▸ **TO BE DONE**: Report each line of the data that has "this" somewhere in it.

-*-

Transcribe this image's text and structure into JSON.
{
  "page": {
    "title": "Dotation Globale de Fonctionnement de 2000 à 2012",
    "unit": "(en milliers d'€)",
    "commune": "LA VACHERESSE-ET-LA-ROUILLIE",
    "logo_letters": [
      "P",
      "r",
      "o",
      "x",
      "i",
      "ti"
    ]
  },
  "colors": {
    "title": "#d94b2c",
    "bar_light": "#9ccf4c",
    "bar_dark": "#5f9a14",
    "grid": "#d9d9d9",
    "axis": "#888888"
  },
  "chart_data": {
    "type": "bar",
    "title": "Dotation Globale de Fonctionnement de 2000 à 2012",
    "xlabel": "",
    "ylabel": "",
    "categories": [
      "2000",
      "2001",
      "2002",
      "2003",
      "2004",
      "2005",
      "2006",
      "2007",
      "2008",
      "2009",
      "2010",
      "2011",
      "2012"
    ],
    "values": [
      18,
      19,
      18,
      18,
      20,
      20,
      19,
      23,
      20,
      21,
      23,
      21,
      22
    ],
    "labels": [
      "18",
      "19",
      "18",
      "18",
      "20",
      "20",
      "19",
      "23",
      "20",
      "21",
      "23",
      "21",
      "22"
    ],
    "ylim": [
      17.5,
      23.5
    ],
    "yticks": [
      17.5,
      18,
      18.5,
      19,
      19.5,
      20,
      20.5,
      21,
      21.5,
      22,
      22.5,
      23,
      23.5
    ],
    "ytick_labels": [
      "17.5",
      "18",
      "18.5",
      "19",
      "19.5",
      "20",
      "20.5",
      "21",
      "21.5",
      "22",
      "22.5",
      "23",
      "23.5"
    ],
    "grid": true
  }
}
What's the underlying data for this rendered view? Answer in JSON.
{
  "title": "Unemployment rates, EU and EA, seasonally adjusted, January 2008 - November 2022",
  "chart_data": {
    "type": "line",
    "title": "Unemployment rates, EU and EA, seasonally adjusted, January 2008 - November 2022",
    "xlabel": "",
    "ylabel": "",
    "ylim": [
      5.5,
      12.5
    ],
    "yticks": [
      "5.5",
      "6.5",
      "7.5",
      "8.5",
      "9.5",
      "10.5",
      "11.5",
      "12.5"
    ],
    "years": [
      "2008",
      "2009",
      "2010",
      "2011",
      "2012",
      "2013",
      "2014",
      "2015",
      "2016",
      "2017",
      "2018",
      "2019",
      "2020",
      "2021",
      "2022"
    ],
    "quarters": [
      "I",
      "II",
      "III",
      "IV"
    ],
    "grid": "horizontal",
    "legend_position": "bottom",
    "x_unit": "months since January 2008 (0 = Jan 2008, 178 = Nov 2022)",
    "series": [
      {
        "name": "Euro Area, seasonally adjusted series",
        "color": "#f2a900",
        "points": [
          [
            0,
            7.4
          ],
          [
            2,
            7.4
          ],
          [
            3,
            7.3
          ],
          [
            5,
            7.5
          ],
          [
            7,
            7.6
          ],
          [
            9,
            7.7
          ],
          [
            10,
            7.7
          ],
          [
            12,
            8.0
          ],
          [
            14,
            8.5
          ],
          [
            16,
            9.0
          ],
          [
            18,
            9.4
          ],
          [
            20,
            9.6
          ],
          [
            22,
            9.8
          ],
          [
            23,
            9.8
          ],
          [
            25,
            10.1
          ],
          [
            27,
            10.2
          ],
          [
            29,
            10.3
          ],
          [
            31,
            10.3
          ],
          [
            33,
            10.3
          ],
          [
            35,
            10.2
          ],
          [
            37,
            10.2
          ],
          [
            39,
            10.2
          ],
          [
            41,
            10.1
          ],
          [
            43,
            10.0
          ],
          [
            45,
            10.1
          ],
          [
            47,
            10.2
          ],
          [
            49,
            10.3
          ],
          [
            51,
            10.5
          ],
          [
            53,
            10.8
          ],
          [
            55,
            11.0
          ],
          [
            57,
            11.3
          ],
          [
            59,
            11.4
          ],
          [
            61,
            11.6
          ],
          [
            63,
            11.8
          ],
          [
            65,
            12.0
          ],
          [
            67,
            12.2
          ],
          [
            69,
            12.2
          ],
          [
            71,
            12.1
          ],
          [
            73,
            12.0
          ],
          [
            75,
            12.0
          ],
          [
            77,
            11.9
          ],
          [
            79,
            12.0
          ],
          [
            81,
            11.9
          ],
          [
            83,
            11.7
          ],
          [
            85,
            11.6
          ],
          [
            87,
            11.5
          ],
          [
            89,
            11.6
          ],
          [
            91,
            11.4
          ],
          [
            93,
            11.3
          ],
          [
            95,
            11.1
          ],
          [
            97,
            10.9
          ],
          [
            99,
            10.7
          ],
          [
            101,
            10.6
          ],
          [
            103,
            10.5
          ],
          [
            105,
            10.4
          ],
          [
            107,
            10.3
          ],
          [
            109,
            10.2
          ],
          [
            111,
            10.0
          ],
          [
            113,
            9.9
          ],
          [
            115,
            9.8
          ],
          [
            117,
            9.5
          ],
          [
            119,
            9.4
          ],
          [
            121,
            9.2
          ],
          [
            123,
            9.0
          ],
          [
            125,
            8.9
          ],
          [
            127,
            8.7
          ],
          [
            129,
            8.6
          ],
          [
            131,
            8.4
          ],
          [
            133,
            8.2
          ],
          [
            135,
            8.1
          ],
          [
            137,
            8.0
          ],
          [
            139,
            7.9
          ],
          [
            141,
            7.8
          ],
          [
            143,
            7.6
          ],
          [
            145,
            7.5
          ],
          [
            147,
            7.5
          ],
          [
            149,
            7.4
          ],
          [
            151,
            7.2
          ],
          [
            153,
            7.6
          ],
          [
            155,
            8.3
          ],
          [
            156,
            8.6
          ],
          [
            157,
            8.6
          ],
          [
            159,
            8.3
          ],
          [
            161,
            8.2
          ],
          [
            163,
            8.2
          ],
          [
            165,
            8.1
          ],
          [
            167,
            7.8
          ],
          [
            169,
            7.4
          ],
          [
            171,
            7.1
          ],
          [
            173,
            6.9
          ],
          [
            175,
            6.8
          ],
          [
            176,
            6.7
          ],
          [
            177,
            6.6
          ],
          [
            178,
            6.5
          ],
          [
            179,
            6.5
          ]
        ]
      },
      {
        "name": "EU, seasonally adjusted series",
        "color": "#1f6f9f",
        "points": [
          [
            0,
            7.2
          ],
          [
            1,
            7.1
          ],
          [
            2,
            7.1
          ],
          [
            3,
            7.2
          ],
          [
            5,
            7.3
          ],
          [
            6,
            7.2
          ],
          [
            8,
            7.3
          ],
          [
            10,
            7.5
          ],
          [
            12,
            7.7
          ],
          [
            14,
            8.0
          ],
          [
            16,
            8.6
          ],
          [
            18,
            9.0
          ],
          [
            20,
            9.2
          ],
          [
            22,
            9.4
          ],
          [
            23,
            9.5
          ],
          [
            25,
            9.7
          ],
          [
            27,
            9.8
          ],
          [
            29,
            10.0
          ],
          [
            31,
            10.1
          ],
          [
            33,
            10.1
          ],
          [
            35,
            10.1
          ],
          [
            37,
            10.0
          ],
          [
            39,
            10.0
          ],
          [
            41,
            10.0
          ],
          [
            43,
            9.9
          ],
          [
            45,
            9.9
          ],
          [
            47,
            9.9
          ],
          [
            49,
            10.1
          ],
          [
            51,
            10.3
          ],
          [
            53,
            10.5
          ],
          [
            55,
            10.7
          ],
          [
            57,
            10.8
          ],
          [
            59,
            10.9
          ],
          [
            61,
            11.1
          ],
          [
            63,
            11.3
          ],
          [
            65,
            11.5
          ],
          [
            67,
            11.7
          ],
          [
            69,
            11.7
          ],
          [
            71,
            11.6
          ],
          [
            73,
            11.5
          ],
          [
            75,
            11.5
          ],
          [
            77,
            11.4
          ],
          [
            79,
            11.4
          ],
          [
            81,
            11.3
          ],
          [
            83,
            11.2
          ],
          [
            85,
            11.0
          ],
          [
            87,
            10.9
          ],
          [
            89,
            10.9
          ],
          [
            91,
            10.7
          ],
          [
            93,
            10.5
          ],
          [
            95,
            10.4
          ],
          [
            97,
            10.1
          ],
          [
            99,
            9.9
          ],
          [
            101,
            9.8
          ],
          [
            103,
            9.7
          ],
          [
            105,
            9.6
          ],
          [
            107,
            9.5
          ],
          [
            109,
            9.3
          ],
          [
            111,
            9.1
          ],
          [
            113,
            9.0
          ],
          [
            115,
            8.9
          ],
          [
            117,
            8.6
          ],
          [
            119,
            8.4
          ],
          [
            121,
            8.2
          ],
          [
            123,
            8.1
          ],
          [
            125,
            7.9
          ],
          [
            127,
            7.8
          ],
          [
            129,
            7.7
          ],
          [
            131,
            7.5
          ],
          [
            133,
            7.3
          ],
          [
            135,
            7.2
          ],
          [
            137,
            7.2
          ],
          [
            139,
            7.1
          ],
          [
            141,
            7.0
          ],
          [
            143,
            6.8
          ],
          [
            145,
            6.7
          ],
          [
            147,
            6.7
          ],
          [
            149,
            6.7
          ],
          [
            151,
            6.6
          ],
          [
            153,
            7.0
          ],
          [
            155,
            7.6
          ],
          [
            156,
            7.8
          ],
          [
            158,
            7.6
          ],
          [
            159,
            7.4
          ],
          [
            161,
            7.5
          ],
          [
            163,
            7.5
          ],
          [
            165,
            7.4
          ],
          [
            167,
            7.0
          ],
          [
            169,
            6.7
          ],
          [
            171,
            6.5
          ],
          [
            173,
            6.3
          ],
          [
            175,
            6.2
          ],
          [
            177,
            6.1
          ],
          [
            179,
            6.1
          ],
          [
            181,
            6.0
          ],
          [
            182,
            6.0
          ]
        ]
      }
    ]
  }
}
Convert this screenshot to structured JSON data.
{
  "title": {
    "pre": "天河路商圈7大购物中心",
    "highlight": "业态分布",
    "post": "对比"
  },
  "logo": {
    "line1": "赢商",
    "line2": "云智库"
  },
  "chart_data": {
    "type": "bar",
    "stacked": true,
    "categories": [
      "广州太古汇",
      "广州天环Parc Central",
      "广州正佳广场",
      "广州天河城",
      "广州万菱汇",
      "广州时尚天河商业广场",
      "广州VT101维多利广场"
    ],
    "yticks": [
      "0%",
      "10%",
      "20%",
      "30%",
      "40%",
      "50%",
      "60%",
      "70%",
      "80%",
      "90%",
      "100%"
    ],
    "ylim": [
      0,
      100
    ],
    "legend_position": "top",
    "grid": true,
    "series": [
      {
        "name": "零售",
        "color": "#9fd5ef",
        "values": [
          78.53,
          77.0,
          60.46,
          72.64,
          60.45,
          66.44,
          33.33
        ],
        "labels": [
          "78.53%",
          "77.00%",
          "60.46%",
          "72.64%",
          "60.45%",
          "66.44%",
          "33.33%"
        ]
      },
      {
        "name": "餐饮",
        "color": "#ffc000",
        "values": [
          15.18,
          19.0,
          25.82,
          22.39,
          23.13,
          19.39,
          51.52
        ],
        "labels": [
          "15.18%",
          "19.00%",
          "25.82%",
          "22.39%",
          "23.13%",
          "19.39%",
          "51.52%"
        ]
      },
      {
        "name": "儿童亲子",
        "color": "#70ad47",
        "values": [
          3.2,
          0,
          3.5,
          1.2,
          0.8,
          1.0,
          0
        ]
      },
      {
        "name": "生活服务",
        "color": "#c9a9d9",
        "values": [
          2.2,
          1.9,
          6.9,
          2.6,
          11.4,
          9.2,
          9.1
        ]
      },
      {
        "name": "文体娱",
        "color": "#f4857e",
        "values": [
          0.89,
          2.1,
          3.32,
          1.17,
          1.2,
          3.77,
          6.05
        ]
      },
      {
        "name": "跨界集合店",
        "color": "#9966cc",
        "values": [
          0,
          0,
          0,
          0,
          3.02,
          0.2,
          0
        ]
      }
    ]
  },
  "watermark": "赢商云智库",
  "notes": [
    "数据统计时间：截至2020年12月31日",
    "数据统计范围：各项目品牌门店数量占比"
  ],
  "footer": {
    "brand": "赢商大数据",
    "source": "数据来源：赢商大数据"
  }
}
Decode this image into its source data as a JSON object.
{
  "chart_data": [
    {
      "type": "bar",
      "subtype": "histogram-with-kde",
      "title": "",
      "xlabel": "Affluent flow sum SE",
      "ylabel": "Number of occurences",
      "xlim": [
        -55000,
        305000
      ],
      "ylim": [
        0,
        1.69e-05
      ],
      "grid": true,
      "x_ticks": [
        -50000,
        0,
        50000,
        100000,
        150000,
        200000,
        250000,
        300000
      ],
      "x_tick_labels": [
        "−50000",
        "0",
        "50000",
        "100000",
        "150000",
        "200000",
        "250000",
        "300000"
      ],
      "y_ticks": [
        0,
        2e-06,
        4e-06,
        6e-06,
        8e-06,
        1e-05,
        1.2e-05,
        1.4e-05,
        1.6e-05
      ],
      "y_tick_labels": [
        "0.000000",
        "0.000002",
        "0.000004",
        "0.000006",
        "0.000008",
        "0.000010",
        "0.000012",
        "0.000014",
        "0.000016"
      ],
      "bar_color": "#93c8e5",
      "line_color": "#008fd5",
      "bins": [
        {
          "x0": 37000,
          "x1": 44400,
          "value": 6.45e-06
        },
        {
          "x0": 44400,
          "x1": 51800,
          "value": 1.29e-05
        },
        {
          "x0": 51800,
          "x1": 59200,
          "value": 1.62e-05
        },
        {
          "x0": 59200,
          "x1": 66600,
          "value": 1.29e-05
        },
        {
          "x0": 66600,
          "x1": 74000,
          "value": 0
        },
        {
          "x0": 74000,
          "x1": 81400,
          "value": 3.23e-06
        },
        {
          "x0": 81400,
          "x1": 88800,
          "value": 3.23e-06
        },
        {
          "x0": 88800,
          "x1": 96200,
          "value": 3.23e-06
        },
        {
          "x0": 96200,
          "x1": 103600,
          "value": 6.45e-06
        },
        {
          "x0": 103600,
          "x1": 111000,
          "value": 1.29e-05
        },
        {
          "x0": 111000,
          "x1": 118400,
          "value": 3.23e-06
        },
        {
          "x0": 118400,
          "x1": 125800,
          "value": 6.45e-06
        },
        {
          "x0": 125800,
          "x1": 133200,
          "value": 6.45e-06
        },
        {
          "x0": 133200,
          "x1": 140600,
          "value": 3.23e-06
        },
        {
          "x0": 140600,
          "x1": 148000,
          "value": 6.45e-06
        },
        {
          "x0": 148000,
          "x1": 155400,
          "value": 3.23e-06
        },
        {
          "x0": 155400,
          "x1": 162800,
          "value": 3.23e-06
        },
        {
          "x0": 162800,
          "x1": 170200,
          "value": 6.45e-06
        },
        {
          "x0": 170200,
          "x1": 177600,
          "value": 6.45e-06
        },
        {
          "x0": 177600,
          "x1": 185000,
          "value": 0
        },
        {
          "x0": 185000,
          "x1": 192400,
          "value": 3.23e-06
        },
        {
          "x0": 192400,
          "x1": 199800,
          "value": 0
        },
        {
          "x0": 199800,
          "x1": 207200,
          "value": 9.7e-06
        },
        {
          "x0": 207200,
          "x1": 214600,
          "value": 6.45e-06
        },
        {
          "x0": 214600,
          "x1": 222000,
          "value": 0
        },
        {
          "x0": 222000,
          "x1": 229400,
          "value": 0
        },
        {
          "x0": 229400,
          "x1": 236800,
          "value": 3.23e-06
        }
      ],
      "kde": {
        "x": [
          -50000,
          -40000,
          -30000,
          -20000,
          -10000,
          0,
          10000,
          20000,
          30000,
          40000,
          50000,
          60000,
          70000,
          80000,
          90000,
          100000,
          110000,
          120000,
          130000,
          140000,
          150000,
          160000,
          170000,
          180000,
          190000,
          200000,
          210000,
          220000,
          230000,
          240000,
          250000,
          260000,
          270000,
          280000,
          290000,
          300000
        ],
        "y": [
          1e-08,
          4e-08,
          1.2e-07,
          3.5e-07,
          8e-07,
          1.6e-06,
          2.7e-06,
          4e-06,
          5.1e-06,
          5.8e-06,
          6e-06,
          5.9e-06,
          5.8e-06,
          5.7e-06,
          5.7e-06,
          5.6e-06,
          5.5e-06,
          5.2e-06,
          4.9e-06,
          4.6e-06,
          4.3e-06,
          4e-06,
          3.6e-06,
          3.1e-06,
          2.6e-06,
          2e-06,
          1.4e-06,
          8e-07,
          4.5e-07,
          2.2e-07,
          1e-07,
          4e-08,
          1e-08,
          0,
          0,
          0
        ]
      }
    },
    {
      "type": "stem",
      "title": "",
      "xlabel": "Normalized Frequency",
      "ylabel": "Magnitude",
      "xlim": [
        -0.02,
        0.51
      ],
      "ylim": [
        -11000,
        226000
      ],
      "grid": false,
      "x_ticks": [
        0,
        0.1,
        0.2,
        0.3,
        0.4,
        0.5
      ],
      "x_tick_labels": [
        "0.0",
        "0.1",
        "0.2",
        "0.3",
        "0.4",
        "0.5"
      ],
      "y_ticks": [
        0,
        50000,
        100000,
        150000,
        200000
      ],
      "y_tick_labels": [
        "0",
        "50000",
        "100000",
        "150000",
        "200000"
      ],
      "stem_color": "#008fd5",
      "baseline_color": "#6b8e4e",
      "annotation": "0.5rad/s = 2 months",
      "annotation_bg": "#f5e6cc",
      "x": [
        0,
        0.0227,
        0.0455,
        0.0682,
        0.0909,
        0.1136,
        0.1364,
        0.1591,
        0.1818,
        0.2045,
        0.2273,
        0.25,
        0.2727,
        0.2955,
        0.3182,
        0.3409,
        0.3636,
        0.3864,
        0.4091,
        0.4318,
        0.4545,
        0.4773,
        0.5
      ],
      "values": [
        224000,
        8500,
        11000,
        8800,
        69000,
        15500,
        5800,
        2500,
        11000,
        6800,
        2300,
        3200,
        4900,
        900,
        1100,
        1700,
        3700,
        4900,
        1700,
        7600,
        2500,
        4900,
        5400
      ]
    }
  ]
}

-*-

▸ **EXERCISE RESULT**:
Transcribe this image's text and structure into JSON.
What's the underlying data for this rendered view? Answer in JSON.
Convert this screenshot to structured JSON data.
Decode this image into its source data as a JSON object.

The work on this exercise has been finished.